Dataset entries
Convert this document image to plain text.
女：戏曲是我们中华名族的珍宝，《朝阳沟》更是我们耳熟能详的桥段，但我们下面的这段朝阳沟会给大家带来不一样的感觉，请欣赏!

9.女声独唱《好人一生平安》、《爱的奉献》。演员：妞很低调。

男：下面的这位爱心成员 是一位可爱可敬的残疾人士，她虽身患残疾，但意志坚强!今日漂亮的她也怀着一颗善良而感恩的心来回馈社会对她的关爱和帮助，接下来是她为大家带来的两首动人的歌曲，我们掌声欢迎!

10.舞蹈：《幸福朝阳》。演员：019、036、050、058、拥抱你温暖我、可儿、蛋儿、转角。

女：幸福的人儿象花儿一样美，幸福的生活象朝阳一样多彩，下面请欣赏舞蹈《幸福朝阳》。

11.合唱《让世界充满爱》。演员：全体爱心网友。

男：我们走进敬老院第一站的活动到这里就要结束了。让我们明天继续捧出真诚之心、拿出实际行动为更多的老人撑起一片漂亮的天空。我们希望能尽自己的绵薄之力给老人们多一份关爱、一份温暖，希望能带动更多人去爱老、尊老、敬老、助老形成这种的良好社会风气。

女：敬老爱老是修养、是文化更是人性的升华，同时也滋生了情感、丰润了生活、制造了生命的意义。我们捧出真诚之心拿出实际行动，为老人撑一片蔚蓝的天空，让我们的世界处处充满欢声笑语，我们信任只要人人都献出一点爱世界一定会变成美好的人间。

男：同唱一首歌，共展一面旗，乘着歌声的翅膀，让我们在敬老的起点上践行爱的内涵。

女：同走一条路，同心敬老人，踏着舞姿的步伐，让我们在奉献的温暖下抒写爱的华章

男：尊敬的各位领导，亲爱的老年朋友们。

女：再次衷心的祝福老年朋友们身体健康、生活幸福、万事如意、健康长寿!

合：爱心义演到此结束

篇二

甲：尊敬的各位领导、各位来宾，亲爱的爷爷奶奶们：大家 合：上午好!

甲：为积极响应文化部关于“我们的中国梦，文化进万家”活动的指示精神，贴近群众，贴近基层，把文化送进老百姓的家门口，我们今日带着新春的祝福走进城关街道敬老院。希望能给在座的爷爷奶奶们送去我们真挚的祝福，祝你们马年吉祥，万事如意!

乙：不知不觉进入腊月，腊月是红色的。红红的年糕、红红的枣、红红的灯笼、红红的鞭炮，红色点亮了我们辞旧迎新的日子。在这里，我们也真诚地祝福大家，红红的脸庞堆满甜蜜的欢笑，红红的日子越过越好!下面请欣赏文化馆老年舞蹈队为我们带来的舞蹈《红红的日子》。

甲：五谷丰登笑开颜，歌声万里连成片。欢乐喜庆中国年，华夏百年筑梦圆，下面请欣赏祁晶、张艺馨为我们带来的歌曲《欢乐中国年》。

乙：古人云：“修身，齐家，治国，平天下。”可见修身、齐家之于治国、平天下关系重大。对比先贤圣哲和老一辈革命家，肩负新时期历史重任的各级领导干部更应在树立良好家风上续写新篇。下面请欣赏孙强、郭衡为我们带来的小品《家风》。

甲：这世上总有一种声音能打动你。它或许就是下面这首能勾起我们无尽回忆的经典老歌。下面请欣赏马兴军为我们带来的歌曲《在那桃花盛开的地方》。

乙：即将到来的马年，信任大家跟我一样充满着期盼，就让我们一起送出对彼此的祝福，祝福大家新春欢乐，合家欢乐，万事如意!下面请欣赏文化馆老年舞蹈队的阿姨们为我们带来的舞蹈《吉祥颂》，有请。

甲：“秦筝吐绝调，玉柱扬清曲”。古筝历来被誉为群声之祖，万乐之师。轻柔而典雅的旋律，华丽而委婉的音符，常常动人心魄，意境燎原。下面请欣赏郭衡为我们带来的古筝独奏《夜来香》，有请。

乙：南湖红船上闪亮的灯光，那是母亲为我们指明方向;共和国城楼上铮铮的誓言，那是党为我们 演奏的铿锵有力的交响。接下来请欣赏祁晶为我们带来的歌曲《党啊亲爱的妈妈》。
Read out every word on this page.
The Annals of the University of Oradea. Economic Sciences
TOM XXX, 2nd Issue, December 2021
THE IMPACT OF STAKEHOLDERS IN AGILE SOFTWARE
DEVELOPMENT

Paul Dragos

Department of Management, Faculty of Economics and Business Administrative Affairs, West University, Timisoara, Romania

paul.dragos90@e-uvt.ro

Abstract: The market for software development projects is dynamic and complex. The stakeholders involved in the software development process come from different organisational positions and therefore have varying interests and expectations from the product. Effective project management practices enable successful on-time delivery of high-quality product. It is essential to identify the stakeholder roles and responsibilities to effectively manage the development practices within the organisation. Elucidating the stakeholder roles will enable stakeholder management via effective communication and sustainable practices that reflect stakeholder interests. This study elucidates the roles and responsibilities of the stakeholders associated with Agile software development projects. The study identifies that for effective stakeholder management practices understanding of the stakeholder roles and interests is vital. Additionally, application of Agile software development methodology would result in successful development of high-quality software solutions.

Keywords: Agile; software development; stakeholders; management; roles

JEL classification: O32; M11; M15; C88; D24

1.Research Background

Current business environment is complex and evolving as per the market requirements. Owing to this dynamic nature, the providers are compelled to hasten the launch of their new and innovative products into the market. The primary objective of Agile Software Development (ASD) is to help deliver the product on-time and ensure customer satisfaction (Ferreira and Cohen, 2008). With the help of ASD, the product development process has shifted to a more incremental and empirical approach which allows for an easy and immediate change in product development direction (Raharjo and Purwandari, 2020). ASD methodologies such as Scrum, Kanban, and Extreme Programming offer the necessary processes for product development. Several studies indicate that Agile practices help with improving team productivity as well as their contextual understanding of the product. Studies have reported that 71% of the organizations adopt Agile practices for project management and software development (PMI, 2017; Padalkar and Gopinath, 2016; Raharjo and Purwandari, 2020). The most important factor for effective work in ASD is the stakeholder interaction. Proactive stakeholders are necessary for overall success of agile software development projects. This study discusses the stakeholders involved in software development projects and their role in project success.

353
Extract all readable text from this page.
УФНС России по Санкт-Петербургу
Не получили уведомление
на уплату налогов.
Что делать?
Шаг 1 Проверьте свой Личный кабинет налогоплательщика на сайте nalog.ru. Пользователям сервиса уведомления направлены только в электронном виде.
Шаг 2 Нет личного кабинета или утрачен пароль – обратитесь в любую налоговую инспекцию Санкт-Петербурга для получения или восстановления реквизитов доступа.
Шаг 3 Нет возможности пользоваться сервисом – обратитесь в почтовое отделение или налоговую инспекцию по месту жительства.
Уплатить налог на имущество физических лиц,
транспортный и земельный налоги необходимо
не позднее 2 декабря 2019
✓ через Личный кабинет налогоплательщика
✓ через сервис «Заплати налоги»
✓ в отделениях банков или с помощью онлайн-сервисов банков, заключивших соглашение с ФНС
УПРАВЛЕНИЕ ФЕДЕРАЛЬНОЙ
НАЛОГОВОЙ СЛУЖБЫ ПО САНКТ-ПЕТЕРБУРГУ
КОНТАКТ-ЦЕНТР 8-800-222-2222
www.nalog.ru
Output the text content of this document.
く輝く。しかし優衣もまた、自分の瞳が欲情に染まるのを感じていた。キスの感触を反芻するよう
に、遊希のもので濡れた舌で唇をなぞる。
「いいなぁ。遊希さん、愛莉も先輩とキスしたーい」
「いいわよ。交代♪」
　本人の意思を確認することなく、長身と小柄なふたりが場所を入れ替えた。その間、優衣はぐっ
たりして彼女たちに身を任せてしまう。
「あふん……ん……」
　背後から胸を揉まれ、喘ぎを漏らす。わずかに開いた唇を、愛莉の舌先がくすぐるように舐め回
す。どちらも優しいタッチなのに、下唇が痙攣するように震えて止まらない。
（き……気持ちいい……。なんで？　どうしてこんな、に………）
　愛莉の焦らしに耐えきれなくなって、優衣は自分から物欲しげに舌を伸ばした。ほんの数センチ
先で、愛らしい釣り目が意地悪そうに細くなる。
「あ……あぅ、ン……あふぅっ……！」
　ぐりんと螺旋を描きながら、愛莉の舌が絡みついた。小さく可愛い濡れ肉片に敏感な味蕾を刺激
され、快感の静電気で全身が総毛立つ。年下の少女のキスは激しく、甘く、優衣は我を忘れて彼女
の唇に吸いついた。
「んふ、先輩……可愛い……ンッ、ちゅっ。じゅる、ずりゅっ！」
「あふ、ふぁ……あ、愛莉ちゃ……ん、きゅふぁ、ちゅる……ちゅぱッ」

PROBLEM DESCRIPTION | Could you quote, exactly as they appear, the line containing "Output the text content of this document." and every line after it to the end of the records above?

RESULT BELOW |
Output the text content of this document.
く輝く。しかし優衣もまた、自分の瞳が欲情に染まるのを感じていた。キスの感触を反芻するよう
に、遊希のもので濡れた舌で唇をなぞる。
「いいなぁ。遊希さん、愛莉も先輩とキスしたーい」
「いいわよ。交代♪」
　本人の意思を確認することなく、長身と小柄なふたりが場所を入れ替えた。その間、優衣はぐっ
たりして彼女たちに身を任せてしまう。
「あふん……ん……」
　背後から胸を揉まれ、喘ぎを漏らす。わずかに開いた唇を、愛莉の舌先がくすぐるように舐め回
す。どちらも優しいタッチなのに、下唇が痙攣するように震えて止まらない。
（き……気持ちいい……。なんで？　どうしてこんな、に………）
　愛莉の焦らしに耐えきれなくなって、優衣は自分から物欲しげに舌を伸ばした。ほんの数センチ
先で、愛らしい釣り目が意地悪そうに細くなる。
「あ……あぅ、ン……あふぅっ……！」
　ぐりんと螺旋を描きながら、愛莉の舌が絡みついた。小さく可愛い濡れ肉片に敏感な味蕾を刺激
され、快感の静電気で全身が総毛立つ。年下の少女のキスは激しく、甘く、優衣は我を忘れて彼女
の唇に吸いついた。
「んふ、先輩……可愛い……ンッ、ちゅっ。じゅる、ずりゅっ！」
「あふ、ふぁ……あ、愛莉ちゃ……ん、きゅふぁ、ちゅる……ちゅぱッ」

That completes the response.